***** GIVEN DATA *****
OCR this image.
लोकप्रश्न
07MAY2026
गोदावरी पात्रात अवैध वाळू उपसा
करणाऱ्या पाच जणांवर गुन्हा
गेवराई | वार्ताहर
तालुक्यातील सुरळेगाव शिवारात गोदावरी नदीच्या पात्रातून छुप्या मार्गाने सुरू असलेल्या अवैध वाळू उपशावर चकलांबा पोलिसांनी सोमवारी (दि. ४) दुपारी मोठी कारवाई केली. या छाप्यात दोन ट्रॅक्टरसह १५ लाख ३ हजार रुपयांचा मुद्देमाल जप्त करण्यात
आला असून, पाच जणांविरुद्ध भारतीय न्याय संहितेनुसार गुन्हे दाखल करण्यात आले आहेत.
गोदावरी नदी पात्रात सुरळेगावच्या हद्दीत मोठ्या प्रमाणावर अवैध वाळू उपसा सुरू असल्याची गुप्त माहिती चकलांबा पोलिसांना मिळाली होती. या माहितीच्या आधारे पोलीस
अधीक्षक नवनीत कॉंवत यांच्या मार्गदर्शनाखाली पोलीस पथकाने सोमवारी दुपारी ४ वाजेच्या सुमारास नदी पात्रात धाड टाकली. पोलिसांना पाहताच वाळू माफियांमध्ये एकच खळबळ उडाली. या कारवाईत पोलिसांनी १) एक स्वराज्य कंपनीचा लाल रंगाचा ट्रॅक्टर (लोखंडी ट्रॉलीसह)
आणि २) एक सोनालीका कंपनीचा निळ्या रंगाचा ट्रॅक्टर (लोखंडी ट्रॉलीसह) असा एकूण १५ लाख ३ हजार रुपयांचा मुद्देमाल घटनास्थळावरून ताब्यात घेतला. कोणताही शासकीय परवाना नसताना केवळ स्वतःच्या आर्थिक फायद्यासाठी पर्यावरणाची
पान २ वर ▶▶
*****
WHAT NEEDS TO BE DONE -
Restate every line of the data word for word.

CORRECT OUTPUT -
OCR this image.
लोकप्रश्न
07MAY2026
गोदावरी पात्रात अवैध वाळू उपसा
करणाऱ्या पाच जणांवर गुन्हा
गेवराई | वार्ताहर
तालुक्यातील सुरळेगाव शिवारात गोदावरी नदीच्या पात्रातून छुप्या मार्गाने सुरू असलेल्या अवैध वाळू उपशावर चकलांबा पोलिसांनी सोमवारी (दि. ४) दुपारी मोठी कारवाई केली. या छाप्यात दोन ट्रॅक्टरसह १५ लाख ३ हजार रुपयांचा मुद्देमाल जप्त करण्यात
आला असून, पाच जणांविरुद्ध भारतीय न्याय संहितेनुसार गुन्हे दाखल करण्यात आले आहेत.
गोदावरी नदी पात्रात सुरळेगावच्या हद्दीत मोठ्या प्रमाणावर अवैध वाळू उपसा सुरू असल्याची गुप्त माहिती चकलांबा पोलिसांना मिळाली होती. या माहितीच्या आधारे पोलीस
अधीक्षक नवनीत कॉंवत यांच्या मार्गदर्शनाखाली पोलीस पथकाने सोमवारी दुपारी ४ वाजेच्या सुमारास नदी पात्रात धाड टाकली. पोलिसांना पाहताच वाळू माफियांमध्ये एकच खळबळ उडाली. या कारवाईत पोलिसांनी १) एक स्वराज्य कंपनीचा लाल रंगाचा ट्रॅक्टर (लोखंडी ट्रॉलीसह)
आणि २) एक सोनालीका कंपनीचा निळ्या रंगाचा ट्रॅक्टर (लोखंडी ट्रॉलीसह) असा एकूण १५ लाख ३ हजार रुपयांचा मुद्देमाल घटनास्थळावरून ताब्यात घेतला. कोणताही शासकीय परवाना नसताना केवळ स्वतःच्या आर्थिक फायद्यासाठी पर्यावरणाची
पान २ वर ▶▶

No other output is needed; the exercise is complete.